### Problem to solve
Find every line in the material below that contains the string "paragraph", treating uppercase and lowercase as different, and copy each of those lines.

### Extracted information
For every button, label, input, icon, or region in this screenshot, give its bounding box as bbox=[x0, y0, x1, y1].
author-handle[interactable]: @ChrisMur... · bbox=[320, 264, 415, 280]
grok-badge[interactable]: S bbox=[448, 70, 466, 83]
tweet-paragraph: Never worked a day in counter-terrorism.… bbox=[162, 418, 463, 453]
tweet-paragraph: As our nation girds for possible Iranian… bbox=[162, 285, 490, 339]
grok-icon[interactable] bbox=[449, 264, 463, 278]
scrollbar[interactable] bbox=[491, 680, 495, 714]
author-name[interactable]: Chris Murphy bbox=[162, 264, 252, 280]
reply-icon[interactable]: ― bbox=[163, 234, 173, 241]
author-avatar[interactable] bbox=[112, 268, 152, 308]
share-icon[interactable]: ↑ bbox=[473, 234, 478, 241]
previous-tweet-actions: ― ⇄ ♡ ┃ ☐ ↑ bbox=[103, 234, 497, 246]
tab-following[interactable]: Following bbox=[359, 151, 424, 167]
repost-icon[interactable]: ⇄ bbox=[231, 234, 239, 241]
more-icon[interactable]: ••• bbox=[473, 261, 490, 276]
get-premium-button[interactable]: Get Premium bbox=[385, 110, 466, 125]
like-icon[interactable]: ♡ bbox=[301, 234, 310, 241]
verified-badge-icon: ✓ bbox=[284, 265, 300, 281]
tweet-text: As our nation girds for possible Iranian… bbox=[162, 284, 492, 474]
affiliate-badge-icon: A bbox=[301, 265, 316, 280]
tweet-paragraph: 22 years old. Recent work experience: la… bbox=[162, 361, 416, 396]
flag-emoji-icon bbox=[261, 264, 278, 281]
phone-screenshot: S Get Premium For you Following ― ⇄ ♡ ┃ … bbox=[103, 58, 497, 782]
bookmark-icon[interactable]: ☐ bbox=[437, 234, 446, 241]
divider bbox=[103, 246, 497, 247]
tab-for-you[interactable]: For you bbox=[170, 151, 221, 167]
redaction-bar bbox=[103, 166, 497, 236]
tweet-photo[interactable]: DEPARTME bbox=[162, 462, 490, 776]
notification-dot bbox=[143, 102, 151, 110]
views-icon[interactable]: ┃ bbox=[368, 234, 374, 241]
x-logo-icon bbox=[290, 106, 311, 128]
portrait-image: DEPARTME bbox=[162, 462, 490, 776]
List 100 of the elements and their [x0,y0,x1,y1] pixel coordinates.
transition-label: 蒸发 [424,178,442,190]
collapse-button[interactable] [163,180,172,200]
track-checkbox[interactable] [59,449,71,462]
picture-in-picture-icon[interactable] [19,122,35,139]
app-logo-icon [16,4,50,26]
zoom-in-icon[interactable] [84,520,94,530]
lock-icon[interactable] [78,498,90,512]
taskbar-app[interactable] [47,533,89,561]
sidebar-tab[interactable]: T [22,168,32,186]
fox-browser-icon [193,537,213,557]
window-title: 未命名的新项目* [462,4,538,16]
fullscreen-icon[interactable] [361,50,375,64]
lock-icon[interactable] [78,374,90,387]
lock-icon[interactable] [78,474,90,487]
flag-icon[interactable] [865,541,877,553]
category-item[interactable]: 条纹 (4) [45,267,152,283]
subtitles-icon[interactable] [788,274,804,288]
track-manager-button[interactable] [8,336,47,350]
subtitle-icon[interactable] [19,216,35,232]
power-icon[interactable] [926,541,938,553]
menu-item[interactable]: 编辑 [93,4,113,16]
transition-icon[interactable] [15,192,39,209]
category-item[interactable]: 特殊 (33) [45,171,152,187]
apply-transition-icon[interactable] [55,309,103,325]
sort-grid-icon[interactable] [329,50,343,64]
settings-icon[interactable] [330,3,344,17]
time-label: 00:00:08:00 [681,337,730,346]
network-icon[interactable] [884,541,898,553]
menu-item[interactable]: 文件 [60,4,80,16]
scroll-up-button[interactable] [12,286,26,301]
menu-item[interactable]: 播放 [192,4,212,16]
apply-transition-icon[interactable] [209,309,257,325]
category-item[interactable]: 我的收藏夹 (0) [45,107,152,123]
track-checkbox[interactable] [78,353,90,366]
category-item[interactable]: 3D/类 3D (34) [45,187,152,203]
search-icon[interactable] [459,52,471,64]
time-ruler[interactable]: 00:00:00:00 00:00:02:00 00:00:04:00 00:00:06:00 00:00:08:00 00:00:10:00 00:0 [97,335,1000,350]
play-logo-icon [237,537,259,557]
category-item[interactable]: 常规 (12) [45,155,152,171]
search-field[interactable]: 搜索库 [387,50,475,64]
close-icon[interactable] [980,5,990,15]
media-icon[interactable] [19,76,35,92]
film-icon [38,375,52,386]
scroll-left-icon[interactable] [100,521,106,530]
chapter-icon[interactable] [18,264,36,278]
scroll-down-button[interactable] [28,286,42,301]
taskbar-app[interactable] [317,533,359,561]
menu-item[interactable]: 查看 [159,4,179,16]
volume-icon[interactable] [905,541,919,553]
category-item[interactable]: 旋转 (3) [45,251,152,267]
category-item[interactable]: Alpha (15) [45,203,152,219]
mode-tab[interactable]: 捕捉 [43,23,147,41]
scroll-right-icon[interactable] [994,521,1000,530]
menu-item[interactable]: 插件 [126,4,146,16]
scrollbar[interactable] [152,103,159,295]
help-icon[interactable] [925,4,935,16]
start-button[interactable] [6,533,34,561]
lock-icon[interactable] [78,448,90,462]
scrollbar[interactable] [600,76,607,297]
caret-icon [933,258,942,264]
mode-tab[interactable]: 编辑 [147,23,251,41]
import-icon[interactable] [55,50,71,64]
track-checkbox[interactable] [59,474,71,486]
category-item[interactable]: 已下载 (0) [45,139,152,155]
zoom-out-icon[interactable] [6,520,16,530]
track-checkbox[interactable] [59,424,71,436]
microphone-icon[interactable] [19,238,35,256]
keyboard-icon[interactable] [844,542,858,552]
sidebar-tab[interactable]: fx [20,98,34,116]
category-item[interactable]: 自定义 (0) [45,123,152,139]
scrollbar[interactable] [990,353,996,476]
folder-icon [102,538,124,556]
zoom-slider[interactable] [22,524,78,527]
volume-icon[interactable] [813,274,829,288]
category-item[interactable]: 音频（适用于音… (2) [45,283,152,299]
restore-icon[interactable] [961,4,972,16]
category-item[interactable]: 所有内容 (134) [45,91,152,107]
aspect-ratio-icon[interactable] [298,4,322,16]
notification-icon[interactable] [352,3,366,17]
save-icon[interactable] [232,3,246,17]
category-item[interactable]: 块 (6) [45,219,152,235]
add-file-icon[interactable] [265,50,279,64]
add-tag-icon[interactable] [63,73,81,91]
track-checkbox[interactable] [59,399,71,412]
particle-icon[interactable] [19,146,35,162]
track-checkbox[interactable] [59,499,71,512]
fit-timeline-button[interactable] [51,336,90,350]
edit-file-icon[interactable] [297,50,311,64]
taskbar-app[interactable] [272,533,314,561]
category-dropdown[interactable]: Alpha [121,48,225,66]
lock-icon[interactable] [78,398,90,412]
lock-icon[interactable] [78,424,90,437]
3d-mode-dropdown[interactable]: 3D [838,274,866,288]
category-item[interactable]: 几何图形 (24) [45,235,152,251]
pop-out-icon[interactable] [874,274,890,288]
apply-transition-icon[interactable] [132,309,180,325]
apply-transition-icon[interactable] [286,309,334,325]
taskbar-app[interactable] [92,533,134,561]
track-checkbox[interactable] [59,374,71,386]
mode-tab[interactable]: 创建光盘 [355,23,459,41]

### Exercise solution
tweet-paragraph: Never worked a day in counter-terrorism.… bbox=[162, 418, 463, 453]
tweet-paragraph: As our nation girds for possible Iranian… bbox=[162, 285, 490, 339]
tweet-paragraph: 22 years old. Recent work experience: la… bbox=[162, 361, 416, 396]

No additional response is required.